WHAT TO WORK ON -
Leave the pictures out and transcribe every record exactly.

————————

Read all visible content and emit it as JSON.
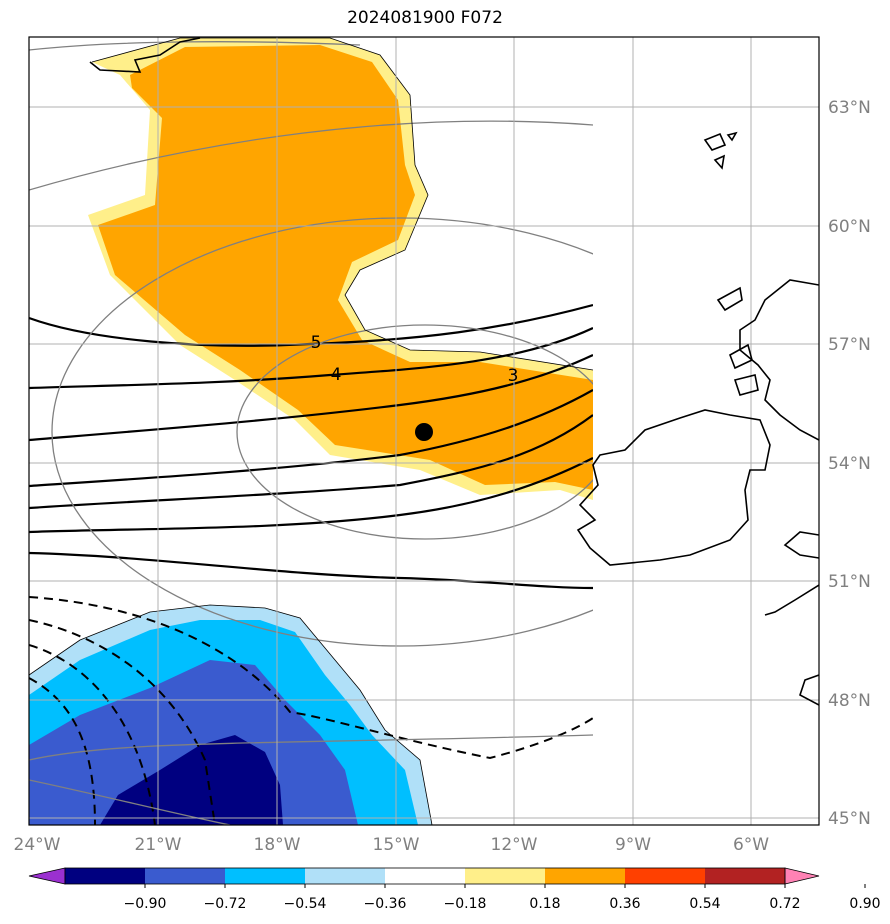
{
  "title": "2024081900 F072",
  "lat_labels": [
    "63°N",
    "60°N",
    "57°N",
    "54°N",
    "51°N",
    "48°N",
    "45°N"
  ],
  "lon_labels": [
    "24°W",
    "21°W",
    "18°W",
    "15°W",
    "12°W",
    "9°W",
    "6°W"
  ],
  "contour_labels": [
    "5",
    "4",
    "3"
  ],
  "colorbar": {
    "ticks": [
      "−0.90",
      "−0.72",
      "−0.54",
      "−0.36",
      "−0.18",
      "0.18",
      "0.36",
      "0.54",
      "0.72",
      "0.90"
    ],
    "colors": [
      "#9b30d0",
      "#000080",
      "#3a5bcf",
      "#00bfff",
      "#b0e0f8",
      "#ffffff",
      "#ffef8a",
      "#ffa500",
      "#ff4000",
      "#b22222",
      "#ff82b4"
    ]
  },
  "colors": {
    "positive_fill": "#ffa500",
    "positive_edge": "#ffef8a",
    "neg_light": "#b0e0f8",
    "neg_mid": "#00bfff",
    "neg_deep": "#3a5bcf",
    "neg_core": "#000080"
  },
  "marker": {
    "type": "black-dot"
  }
}
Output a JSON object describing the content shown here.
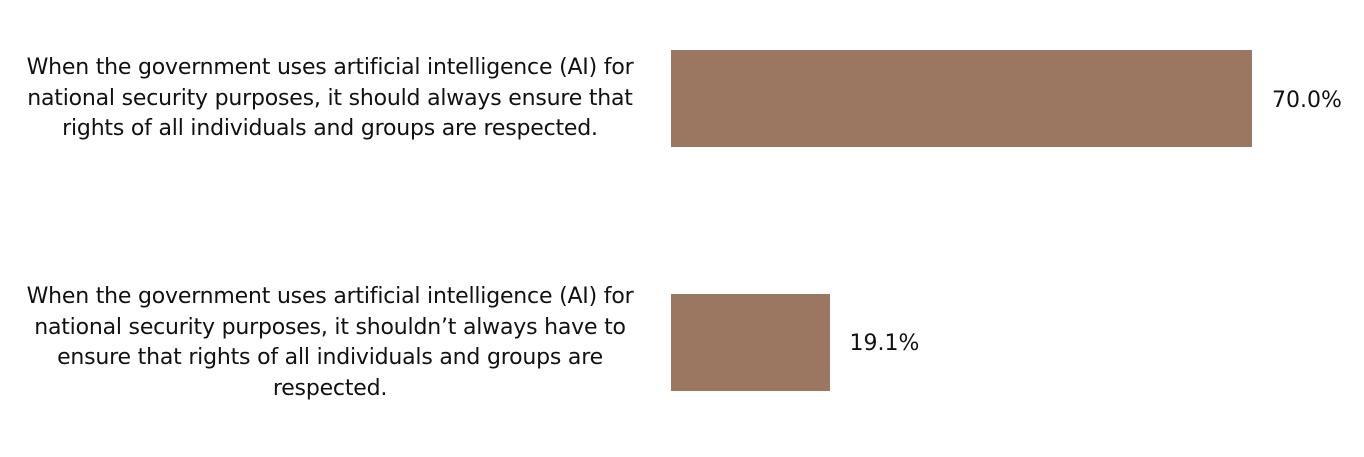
{
  "chart_data": {
    "type": "bar",
    "orientation": "horizontal",
    "title": "",
    "xlabel": "",
    "ylabel": "",
    "grid": false,
    "legend": "none",
    "bar_color": "#9b7762",
    "value_format": "percent_one_decimal",
    "categories": [
      "When the government uses artificial intelligence (AI) for national security purposes, it should always ensure that rights of all individuals and groups are respected.",
      "When the government uses artificial intelligence (AI) for national security purposes, it shouldn’t always have to ensure that rights of all individuals and groups are respected."
    ],
    "values": [
      70.0,
      19.1
    ],
    "value_labels": [
      "70.0%",
      "19.1%"
    ]
  }
}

————————

OUTPUT FOR THIS TASK -
Read all visible content and emit it as JSON.
{
  "title": "2024081900 F072",
  "lat_labels": [
    "63°N",
    "60°N",
    "57°N",
    "54°N",
    "51°N",
    "48°N",
    "45°N"
  ],
  "lon_labels": [
    "24°W",
    "21°W",
    "18°W",
    "15°W",
    "12°W",
    "9°W",
    "6°W"
  ],
  "contour_labels": [
    "5",
    "4",
    "3"
  ],
  "colorbar": {
    "ticks": [
      "−0.90",
      "−0.72",
      "−0.54",
      "−0.36",
      "−0.18",
      "0.18",
      "0.36",
      "0.54",
      "0.72",
      "0.90"
    ],
    "colors": [
      "#9b30d0",
      "#000080",
      "#3a5bcf",
      "#00bfff",
      "#b0e0f8",
      "#ffffff",
      "#ffef8a",
      "#ffa500",
      "#ff4000",
      "#b22222",
      "#ff82b4"
    ]
  },
  "colors": {
    "positive_fill": "#ffa500",
    "positive_edge": "#ffef8a",
    "neg_light": "#b0e0f8",
    "neg_mid": "#00bfff",
    "neg_deep": "#3a5bcf",
    "neg_core": "#000080"
  },
  "marker": {
    "type": "black-dot"
  }
}
Output a JSON object describing the content shown here.
{
  "chart_data": {
    "type": "bar",
    "orientation": "horizontal",
    "title": "",
    "xlabel": "",
    "ylabel": "",
    "grid": false,
    "legend": "none",
    "bar_color": "#9b7762",
    "value_format": "percent_one_decimal",
    "categories": [
      "When the government uses artificial intelligence (AI) for national security purposes, it should always ensure that rights of all individuals and groups are respected.",
      "When the government uses artificial intelligence (AI) for national security purposes, it shouldn’t always have to ensure that rights of all individuals and groups are respected."
    ],
    "values": [
      70.0,
      19.1
    ],
    "value_labels": [
      "70.0%",
      "19.1%"
    ]
  }
}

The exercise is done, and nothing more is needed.